WHAT YOU SHOULD DO →
Copy everything from the first line of the material down to the line containing "x-tick-label: 5 [647, 270, 653, 282]", both included, character for character.

=== GIVEN ENTRIES ===

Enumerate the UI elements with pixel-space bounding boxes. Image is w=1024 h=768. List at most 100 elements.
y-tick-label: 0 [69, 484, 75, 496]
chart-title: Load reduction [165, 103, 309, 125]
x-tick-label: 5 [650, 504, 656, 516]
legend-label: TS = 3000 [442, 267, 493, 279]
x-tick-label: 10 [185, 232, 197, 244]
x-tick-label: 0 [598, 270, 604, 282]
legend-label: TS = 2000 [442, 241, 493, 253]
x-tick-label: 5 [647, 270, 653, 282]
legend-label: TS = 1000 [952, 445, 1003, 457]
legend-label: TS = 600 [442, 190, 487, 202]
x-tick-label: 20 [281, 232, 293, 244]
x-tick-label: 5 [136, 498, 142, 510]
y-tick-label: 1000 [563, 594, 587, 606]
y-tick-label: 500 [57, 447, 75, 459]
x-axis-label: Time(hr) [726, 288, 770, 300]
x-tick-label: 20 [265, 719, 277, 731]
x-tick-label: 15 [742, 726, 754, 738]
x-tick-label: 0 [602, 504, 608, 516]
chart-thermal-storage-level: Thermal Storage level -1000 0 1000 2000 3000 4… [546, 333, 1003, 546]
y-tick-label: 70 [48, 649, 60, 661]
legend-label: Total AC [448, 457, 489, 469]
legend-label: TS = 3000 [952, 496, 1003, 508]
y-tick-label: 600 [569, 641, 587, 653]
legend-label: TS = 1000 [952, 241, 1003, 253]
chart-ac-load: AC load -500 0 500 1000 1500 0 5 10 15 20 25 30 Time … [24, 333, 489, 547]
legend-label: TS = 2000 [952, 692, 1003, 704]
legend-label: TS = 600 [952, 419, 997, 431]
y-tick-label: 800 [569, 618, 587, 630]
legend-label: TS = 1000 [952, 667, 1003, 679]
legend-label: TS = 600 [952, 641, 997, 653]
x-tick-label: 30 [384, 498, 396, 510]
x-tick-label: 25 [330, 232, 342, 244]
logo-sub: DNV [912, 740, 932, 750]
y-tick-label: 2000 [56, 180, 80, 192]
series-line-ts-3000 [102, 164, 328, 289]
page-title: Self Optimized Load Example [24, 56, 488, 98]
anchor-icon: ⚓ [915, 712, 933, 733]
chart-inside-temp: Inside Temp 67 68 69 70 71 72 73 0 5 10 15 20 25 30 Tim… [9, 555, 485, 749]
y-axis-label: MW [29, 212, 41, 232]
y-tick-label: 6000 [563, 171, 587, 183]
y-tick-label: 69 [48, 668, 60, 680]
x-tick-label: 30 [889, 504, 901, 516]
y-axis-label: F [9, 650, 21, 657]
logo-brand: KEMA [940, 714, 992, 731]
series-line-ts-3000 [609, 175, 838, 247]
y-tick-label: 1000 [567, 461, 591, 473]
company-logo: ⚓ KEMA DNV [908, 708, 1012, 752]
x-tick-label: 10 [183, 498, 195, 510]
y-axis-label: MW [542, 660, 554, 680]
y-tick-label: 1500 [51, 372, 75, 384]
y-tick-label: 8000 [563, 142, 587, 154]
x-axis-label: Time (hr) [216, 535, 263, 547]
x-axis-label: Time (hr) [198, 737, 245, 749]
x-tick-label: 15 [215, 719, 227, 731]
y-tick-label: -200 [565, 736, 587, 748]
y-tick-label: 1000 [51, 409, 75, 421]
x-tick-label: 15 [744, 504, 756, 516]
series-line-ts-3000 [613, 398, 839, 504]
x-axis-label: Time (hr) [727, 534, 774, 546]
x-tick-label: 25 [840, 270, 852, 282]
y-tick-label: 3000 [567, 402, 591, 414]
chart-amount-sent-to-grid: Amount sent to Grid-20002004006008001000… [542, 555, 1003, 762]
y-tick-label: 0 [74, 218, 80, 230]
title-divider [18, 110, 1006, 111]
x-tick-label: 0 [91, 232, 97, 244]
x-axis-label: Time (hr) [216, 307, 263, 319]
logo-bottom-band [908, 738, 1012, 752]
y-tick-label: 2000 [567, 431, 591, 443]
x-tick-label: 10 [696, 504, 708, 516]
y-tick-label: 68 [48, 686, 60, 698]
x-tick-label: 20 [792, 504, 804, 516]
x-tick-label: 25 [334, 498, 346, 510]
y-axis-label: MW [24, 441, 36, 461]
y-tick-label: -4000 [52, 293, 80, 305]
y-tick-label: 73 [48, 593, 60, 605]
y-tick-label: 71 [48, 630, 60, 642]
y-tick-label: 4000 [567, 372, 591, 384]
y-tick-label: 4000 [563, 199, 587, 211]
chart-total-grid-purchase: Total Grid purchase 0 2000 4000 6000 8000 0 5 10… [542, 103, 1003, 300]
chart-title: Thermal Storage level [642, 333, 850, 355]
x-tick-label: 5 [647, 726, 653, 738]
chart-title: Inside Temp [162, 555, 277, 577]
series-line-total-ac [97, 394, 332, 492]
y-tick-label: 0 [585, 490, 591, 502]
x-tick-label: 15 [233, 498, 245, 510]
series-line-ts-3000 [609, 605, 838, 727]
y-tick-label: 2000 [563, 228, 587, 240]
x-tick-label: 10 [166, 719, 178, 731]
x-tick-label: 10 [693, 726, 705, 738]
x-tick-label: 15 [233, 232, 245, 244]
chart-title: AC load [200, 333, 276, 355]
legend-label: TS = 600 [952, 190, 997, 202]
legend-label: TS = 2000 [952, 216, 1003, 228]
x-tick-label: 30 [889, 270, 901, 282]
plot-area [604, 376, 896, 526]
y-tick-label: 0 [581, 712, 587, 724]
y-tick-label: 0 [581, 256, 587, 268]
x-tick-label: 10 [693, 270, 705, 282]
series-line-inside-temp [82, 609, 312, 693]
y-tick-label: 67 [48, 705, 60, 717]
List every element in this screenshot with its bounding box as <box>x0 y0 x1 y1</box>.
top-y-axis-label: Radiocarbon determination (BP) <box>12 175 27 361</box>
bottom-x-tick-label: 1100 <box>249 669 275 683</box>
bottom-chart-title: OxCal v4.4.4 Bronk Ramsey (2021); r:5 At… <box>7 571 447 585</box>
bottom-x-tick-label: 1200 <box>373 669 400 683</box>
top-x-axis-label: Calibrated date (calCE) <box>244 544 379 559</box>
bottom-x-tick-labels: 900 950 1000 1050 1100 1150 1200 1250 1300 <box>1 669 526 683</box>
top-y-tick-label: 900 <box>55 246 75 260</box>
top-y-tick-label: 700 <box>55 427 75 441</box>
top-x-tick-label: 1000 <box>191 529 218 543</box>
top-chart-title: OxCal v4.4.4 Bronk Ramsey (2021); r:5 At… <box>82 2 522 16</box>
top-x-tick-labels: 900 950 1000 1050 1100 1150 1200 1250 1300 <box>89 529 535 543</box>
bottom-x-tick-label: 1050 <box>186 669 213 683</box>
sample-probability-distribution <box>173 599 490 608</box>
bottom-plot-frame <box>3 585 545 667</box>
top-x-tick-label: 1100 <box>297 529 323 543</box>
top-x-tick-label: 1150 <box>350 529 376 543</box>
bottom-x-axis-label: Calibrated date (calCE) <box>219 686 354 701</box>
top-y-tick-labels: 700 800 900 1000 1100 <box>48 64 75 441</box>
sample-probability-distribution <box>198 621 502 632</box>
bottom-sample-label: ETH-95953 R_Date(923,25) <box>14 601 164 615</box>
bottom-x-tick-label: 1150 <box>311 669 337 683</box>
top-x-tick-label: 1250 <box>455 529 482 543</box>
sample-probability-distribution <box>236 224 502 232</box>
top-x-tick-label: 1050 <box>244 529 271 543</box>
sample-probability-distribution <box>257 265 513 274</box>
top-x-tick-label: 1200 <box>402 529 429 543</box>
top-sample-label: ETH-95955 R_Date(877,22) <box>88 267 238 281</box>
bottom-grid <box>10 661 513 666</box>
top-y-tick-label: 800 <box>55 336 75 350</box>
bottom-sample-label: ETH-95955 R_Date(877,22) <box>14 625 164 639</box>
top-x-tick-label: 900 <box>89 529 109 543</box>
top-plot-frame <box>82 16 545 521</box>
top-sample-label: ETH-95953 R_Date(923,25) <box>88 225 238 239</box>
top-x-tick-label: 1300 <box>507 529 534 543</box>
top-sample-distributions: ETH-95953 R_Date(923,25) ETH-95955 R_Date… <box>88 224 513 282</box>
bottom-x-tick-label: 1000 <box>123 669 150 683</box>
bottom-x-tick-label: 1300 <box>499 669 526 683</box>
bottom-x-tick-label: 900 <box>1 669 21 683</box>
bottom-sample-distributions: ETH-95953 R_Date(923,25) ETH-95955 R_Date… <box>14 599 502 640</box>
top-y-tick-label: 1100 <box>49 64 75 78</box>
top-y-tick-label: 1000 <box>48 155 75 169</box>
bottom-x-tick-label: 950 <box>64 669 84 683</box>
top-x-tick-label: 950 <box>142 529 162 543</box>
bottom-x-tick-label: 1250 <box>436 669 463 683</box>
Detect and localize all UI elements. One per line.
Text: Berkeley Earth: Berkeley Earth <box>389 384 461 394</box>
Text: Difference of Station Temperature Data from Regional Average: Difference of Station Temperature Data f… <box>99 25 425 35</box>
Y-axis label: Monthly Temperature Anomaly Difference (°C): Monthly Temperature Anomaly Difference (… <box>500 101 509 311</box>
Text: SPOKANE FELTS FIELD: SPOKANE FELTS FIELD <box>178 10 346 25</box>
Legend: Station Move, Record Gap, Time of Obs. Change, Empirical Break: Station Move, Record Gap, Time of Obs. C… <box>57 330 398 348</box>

===

ANSWER TO THE EXERCISE →
Enumerate the UI elements with pixel-space bounding boxes. Image is w=1024 h=768. List at most 100 elements.
y-tick-label: 0 [69, 484, 75, 496]
chart-title: Load reduction [165, 103, 309, 125]
x-tick-label: 5 [650, 504, 656, 516]
legend-label: TS = 3000 [442, 267, 493, 279]
x-tick-label: 10 [185, 232, 197, 244]
x-tick-label: 0 [598, 270, 604, 282]
legend-label: TS = 2000 [442, 241, 493, 253]
x-tick-label: 5 [647, 270, 653, 282]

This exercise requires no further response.